__WHAT THE TASK REQUIRES__
Quote each line exactly, from the line that contains "Transcribe this image's" down to the last line of the listing, and no other lines.

-- start of STORED RECORDS --

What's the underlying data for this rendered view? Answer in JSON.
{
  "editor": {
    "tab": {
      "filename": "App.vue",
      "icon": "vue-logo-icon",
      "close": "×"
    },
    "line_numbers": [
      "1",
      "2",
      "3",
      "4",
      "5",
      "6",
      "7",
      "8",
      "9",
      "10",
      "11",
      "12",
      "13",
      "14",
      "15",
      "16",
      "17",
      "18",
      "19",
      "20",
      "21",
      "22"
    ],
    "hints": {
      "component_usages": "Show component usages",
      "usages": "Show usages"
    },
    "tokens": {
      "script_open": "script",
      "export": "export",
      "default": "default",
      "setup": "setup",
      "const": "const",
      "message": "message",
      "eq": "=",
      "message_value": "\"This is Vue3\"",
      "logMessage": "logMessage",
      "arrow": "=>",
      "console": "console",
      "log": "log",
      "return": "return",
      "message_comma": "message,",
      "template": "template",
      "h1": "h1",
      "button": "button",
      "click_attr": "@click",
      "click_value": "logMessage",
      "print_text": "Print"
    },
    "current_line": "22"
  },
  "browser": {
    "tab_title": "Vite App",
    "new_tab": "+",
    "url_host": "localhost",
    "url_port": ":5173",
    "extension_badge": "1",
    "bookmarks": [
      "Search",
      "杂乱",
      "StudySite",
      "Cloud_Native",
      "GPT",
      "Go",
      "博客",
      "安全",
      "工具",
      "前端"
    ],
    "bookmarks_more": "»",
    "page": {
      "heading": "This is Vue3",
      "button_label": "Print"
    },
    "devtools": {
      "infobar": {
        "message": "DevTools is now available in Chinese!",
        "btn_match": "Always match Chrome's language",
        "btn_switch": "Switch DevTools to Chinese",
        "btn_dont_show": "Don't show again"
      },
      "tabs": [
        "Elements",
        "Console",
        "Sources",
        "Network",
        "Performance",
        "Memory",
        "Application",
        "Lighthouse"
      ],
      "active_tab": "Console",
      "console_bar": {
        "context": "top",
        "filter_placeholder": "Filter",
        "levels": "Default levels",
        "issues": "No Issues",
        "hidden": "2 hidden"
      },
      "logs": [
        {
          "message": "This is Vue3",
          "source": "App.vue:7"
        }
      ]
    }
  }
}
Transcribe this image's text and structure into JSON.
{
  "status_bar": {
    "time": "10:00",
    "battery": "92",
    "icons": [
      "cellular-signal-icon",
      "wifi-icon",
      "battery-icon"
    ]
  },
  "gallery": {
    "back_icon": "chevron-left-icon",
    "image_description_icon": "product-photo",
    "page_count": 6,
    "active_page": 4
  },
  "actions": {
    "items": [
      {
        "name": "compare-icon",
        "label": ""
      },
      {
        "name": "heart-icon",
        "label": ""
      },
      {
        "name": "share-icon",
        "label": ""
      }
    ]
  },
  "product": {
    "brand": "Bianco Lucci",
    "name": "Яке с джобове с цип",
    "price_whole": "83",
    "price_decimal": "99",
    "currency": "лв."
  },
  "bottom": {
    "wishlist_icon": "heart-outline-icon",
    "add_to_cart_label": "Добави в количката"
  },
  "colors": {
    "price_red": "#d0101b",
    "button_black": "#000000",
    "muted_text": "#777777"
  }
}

-- end of STORED RECORDS --

__FULL SOLUTION__
Transcribe this image's text and structure into JSON.
{
  "status_bar": {
    "time": "10:00",
    "battery": "92",
    "icons": [
      "cellular-signal-icon",
      "wifi-icon",
      "battery-icon"
    ]
  },
  "gallery": {
    "back_icon": "chevron-left-icon",
    "image_description_icon": "product-photo",
    "page_count": 6,
    "active_page": 4
  },
  "actions": {
    "items": [
      {
        "name": "compare-icon",
        "label": ""
      },
      {
        "name": "heart-icon",
        "label": ""
      },
      {
        "name": "share-icon",
        "label": ""
      }
    ]
  },
  "product": {
    "brand": "Bianco Lucci",
    "name": "Яке с джобове с цип",
    "price_whole": "83",
    "price_decimal": "99",
    "currency": "лв."
  },
  "bottom": {
    "wishlist_icon": "heart-outline-icon",
    "add_to_cart_label": "Добави в количката"
  },
  "colors": {
    "price_red": "#d0101b",
    "button_black": "#000000",
    "muted_text": "#777777"
  }
}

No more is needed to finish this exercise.